## Short exercise
Check every line of the entries that follow, and copy the ones containing "Second".

Records contained in a dataset:
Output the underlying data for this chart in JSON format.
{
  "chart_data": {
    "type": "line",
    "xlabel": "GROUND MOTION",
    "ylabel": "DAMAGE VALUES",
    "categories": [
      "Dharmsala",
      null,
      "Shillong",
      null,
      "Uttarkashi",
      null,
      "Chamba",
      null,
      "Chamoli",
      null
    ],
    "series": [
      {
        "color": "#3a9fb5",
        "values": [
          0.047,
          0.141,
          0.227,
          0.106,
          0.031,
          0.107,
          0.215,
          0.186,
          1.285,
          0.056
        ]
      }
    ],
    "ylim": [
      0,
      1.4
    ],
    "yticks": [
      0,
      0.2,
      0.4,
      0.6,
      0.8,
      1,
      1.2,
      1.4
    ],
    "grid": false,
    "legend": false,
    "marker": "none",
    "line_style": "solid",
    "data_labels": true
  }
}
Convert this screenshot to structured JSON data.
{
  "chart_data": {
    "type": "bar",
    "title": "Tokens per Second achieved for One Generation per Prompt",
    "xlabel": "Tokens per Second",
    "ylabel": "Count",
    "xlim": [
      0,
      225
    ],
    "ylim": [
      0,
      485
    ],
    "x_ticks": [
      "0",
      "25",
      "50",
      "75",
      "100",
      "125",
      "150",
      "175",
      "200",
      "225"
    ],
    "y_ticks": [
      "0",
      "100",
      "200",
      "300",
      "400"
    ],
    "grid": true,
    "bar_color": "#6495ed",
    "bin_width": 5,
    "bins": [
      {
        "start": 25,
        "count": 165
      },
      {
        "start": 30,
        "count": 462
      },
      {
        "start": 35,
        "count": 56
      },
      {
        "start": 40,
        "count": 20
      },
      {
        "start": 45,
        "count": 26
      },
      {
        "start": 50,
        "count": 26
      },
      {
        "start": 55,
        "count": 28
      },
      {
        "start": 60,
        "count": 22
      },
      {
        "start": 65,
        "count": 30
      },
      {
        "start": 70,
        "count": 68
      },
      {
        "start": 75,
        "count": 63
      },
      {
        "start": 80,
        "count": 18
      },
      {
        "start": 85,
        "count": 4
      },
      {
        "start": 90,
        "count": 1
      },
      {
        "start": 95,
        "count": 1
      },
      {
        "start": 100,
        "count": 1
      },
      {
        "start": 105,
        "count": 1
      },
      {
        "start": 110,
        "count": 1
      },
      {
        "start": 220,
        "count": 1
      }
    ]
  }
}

## Problem solution
    "title": "Tokens per Second achieved for One Generation per Prompt",
    "xlabel": "Tokens per Second",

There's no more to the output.